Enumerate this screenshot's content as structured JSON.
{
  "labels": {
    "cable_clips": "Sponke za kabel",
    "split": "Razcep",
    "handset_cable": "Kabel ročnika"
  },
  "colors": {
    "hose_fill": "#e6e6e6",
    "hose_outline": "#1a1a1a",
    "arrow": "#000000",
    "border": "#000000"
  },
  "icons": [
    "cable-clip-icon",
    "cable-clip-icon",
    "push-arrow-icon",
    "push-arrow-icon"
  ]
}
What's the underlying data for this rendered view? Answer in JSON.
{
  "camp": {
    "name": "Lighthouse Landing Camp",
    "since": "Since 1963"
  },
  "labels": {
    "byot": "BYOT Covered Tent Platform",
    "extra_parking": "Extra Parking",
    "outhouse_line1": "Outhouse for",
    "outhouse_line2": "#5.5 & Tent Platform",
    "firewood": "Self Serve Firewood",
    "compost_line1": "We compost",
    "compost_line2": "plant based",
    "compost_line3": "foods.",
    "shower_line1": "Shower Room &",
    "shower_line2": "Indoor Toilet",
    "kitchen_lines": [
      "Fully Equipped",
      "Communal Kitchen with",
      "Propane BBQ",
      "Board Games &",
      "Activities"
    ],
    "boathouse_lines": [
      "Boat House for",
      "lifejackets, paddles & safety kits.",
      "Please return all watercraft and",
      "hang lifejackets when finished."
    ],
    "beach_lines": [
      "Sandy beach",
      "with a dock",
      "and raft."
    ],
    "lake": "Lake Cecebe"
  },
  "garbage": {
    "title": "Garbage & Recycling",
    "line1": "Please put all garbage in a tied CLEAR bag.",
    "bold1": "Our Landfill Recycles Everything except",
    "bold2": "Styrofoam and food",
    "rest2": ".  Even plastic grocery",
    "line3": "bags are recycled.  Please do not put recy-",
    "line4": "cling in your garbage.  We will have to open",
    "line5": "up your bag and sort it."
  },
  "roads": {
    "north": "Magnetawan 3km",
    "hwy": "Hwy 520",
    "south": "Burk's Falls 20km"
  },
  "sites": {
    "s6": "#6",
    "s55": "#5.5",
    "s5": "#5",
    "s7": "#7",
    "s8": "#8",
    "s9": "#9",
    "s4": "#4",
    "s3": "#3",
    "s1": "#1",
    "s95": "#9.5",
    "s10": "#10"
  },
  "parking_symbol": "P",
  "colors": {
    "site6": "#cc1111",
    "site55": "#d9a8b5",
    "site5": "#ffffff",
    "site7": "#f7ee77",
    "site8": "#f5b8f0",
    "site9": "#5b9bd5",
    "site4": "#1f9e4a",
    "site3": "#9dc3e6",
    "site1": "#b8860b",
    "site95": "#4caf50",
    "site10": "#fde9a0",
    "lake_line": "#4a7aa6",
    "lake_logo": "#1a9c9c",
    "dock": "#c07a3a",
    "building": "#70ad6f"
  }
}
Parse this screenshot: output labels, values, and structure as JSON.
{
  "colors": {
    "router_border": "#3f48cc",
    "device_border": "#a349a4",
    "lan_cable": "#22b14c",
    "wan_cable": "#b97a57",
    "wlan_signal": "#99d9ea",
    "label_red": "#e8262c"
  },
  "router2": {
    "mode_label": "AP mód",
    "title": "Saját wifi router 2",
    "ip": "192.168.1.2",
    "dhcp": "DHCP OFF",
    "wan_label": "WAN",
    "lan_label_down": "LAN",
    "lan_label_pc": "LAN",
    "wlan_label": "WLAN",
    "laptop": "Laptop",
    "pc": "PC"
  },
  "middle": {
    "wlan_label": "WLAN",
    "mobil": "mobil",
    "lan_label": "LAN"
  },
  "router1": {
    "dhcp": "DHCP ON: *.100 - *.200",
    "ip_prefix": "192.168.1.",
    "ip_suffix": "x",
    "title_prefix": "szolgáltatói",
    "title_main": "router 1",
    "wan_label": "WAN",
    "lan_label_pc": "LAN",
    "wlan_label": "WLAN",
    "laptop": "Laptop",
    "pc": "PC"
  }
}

────

■ What is needed ■
Set down all of the data above, word for word.

■ Final answer ■
Enumerate this screenshot's content as structured JSON.
{
  "labels": {
    "cable_clips": "Sponke za kabel",
    "split": "Razcep",
    "handset_cable": "Kabel ročnika"
  },
  "colors": {
    "hose_fill": "#e6e6e6",
    "hose_outline": "#1a1a1a",
    "arrow": "#000000",
    "border": "#000000"
  },
  "icons": [
    "cable-clip-icon",
    "cable-clip-icon",
    "push-arrow-icon",
    "push-arrow-icon"
  ]
}
What's the underlying data for this rendered view? Answer in JSON.
{
  "camp": {
    "name": "Lighthouse Landing Camp",
    "since": "Since 1963"
  },
  "labels": {
    "byot": "BYOT Covered Tent Platform",
    "extra_parking": "Extra Parking",
    "outhouse_line1": "Outhouse for",
    "outhouse_line2": "#5.5 & Tent Platform",
    "firewood": "Self Serve Firewood",
    "compost_line1": "We compost",
    "compost_line2": "plant based",
    "compost_line3": "foods.",
    "shower_line1": "Shower Room &",
    "shower_line2": "Indoor Toilet",
    "kitchen_lines": [
      "Fully Equipped",
      "Communal Kitchen with",
      "Propane BBQ",
      "Board Games &",
      "Activities"
    ],
    "boathouse_lines": [
      "Boat House for",
      "lifejackets, paddles & safety kits.",
      "Please return all watercraft and",
      "hang lifejackets when finished."
    ],
    "beach_lines": [
      "Sandy beach",
      "with a dock",
      "and raft."
    ],
    "lake": "Lake Cecebe"
  },
  "garbage": {
    "title": "Garbage & Recycling",
    "line1": "Please put all garbage in a tied CLEAR bag.",
    "bold1": "Our Landfill Recycles Everything except",
    "bold2": "Styrofoam and food",
    "rest2": ".  Even plastic grocery",
    "line3": "bags are recycled.  Please do not put recy-",
    "line4": "cling in your garbage.  We will have to open",
    "line5": "up your bag and sort it."
  },
  "roads": {
    "north": "Magnetawan 3km",
    "hwy": "Hwy 520",
    "south": "Burk's Falls 20km"
  },
  "sites": {
    "s6": "#6",
    "s55": "#5.5",
    "s5": "#5",
    "s7": "#7",
    "s8": "#8",
    "s9": "#9",
    "s4": "#4",
    "s3": "#3",
    "s1": "#1",
    "s95": "#9.5",
    "s10": "#10"
  },
  "parking_symbol": "P",
  "colors": {
    "site6": "#cc1111",
    "site55": "#d9a8b5",
    "site5": "#ffffff",
    "site7": "#f7ee77",
    "site8": "#f5b8f0",
    "site9": "#5b9bd5",
    "site4": "#1f9e4a",
    "site3": "#9dc3e6",
    "site1": "#b8860b",
    "site95": "#4caf50",
    "site10": "#fde9a0",
    "lake_line": "#4a7aa6",
    "lake_logo": "#1a9c9c",
    "dock": "#c07a3a",
    "building": "#70ad6f"
  }
}
Parse this screenshot: output labels, values, and structure as JSON.
{
  "colors": {
    "router_border": "#3f48cc",
    "device_border": "#a349a4",
    "lan_cable": "#22b14c",
    "wan_cable": "#b97a57",
    "wlan_signal": "#99d9ea",
    "label_red": "#e8262c"
  },
  "router2": {
    "mode_label": "AP mód",
    "title": "Saját wifi router 2",
    "ip": "192.168.1.2",
    "dhcp": "DHCP OFF",
    "wan_label": "WAN",
    "lan_label_down": "LAN",
    "lan_label_pc": "LAN",
    "wlan_label": "WLAN",
    "laptop": "Laptop",
    "pc": "PC"
  },
  "middle": {
    "wlan_label": "WLAN",
    "mobil": "mobil",
    "lan_label": "LAN"
  },
  "router1": {
    "dhcp": "DHCP ON: *.100 - *.200",
    "ip_prefix": "192.168.1.",
    "ip_suffix": "x",
    "title_prefix": "szolgáltatói",
    "title_main": "router 1",
    "wan_label": "WAN",
    "lan_label_pc": "LAN",
    "wlan_label": "WLAN",
    "laptop": "Laptop",
    "pc": "PC"
  }
}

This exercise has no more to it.